**WHAT IS REQUIRED**
Count every line that has the word "total". Give the number, without anything more.

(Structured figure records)
● ● ● ● ●

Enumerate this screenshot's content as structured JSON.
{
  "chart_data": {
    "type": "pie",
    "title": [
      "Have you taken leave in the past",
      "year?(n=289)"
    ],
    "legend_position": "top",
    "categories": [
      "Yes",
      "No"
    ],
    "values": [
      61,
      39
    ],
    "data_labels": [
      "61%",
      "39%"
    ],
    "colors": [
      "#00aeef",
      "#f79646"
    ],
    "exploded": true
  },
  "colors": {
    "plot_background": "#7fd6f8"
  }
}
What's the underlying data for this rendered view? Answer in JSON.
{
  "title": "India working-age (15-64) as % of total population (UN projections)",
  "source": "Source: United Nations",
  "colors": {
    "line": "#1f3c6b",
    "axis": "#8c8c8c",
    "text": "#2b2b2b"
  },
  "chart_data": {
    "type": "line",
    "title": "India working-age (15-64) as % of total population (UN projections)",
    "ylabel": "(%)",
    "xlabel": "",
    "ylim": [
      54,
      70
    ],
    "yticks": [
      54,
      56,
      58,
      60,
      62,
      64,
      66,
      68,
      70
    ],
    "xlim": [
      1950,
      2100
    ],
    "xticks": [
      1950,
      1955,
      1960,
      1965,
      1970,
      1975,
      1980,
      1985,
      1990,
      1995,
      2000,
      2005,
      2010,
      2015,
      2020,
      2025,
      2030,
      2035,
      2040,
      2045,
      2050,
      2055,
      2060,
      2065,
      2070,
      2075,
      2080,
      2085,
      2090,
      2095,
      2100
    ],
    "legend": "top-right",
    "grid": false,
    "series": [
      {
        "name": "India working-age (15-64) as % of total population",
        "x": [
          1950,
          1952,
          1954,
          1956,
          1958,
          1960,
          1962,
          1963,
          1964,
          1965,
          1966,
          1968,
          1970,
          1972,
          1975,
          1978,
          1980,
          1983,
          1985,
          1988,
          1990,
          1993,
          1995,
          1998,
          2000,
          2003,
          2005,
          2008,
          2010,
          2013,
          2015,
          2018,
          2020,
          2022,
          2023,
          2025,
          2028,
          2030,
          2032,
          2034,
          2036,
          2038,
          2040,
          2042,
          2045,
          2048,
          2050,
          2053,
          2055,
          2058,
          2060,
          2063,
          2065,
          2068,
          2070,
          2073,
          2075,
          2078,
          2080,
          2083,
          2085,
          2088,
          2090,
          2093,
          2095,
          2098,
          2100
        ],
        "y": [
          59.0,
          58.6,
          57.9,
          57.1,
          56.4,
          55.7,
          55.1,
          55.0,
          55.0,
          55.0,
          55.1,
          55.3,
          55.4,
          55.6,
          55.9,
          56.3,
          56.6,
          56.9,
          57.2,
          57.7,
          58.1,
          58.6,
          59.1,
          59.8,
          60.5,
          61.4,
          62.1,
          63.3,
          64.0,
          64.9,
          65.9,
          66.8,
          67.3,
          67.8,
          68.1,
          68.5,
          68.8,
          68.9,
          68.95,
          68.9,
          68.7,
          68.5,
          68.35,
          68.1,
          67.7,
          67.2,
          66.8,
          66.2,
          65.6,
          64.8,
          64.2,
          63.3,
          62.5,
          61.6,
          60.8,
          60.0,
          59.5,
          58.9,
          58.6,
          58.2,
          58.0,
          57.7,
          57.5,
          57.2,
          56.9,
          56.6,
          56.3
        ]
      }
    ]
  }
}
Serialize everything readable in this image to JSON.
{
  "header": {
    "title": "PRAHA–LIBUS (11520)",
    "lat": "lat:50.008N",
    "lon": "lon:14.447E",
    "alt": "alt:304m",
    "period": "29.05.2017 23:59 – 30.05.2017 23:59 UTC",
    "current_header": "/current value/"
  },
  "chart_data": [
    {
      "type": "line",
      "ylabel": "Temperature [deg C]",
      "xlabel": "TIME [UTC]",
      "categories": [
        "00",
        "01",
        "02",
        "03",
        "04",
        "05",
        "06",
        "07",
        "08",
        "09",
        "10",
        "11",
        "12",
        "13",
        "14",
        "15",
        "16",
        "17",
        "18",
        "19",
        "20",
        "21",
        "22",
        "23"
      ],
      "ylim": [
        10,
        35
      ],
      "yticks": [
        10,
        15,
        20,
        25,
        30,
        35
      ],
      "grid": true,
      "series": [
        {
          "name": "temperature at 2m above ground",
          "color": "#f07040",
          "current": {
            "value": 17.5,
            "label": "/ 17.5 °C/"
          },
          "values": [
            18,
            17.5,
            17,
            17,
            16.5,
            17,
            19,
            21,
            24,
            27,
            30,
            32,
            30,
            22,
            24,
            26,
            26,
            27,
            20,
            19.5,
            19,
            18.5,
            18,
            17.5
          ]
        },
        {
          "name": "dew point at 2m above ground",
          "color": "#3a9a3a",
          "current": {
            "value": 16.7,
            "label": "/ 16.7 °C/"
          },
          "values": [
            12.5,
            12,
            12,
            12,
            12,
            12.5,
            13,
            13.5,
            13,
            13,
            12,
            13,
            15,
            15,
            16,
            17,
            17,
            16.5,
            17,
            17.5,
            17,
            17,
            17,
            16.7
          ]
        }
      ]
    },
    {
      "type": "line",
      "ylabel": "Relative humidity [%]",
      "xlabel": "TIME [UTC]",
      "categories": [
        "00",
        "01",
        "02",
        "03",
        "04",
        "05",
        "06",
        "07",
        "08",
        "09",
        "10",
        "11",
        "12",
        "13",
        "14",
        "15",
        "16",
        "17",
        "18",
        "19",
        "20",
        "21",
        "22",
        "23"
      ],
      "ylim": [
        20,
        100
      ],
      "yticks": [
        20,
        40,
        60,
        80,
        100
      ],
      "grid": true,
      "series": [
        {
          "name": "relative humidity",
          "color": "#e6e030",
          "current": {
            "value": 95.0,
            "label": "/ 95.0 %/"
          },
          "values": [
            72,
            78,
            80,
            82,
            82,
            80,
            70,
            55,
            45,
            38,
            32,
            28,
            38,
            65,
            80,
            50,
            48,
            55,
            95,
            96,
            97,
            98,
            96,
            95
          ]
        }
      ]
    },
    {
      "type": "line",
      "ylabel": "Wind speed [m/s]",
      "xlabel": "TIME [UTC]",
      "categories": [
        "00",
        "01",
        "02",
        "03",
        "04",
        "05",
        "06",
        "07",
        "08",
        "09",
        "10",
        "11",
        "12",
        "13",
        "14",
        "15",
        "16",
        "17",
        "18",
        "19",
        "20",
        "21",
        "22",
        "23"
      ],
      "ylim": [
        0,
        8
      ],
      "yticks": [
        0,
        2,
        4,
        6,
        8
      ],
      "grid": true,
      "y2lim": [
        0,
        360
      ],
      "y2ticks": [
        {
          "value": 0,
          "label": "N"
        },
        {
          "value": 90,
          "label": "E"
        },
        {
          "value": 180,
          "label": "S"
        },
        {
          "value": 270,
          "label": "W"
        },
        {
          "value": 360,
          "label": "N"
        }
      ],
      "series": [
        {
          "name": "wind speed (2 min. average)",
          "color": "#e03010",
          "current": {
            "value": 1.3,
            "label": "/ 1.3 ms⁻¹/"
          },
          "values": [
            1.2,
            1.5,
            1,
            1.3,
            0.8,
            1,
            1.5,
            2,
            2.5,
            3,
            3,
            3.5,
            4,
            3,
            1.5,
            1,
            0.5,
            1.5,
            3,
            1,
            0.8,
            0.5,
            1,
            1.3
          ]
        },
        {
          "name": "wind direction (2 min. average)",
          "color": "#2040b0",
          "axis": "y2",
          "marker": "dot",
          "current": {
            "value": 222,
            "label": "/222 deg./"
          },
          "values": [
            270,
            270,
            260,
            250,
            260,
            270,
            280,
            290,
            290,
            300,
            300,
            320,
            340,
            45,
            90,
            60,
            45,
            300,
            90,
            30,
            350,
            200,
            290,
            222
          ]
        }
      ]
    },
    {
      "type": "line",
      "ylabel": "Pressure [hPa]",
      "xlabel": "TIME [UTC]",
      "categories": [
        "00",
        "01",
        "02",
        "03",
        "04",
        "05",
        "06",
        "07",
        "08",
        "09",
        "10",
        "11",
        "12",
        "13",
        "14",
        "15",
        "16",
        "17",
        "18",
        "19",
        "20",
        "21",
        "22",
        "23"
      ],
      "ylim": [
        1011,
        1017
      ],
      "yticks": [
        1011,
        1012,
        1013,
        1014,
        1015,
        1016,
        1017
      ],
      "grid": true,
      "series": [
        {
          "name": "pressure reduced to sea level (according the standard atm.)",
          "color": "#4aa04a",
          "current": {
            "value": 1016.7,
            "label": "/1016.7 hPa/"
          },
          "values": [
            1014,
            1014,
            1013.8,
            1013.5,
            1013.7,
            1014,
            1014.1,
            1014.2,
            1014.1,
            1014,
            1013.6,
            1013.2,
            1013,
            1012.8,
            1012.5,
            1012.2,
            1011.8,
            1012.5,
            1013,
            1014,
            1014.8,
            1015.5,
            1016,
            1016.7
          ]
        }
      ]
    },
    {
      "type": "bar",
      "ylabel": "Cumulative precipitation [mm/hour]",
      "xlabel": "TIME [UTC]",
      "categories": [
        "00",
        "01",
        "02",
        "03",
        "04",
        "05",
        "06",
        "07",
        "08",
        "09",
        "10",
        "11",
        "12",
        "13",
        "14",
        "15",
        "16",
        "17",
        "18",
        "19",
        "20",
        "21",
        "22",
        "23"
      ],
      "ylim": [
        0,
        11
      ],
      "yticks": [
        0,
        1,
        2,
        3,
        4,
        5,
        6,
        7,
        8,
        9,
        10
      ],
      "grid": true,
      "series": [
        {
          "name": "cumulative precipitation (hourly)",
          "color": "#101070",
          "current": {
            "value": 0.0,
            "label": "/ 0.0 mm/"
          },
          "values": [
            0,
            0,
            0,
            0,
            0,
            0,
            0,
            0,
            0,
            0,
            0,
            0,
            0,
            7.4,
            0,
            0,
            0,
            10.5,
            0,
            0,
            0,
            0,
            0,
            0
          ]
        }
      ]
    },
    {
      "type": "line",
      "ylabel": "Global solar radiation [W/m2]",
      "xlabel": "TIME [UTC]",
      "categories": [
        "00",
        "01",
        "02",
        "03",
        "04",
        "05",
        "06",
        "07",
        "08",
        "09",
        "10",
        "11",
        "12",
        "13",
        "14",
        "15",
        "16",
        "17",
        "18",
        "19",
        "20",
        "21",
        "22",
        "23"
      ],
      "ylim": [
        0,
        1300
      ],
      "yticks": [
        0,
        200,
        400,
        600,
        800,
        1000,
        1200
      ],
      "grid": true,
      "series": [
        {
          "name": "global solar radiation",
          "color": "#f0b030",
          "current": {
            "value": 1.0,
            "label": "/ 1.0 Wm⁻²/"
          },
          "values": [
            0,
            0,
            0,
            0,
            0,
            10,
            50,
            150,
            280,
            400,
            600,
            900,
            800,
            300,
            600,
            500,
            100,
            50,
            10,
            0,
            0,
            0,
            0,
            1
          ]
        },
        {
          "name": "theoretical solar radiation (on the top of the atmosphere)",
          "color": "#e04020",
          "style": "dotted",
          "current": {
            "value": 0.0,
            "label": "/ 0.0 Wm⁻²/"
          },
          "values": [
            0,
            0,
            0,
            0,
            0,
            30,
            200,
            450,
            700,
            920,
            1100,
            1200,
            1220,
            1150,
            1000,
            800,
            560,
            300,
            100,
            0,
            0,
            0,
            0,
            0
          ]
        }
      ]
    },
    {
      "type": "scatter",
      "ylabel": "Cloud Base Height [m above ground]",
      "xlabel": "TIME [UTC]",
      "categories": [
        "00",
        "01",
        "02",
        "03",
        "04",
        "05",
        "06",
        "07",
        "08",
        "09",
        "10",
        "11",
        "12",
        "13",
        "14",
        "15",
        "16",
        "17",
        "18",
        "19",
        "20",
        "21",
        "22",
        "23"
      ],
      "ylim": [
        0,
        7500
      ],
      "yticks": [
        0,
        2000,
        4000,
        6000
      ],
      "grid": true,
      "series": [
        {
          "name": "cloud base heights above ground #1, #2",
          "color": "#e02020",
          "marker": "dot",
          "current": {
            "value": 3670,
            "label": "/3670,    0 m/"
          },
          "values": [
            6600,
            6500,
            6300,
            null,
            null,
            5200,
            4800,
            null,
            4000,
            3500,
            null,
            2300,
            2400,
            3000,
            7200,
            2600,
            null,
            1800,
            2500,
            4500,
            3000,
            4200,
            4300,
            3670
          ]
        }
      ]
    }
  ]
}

● ● ● ● ●

**ANSWER TO THE TASK**
3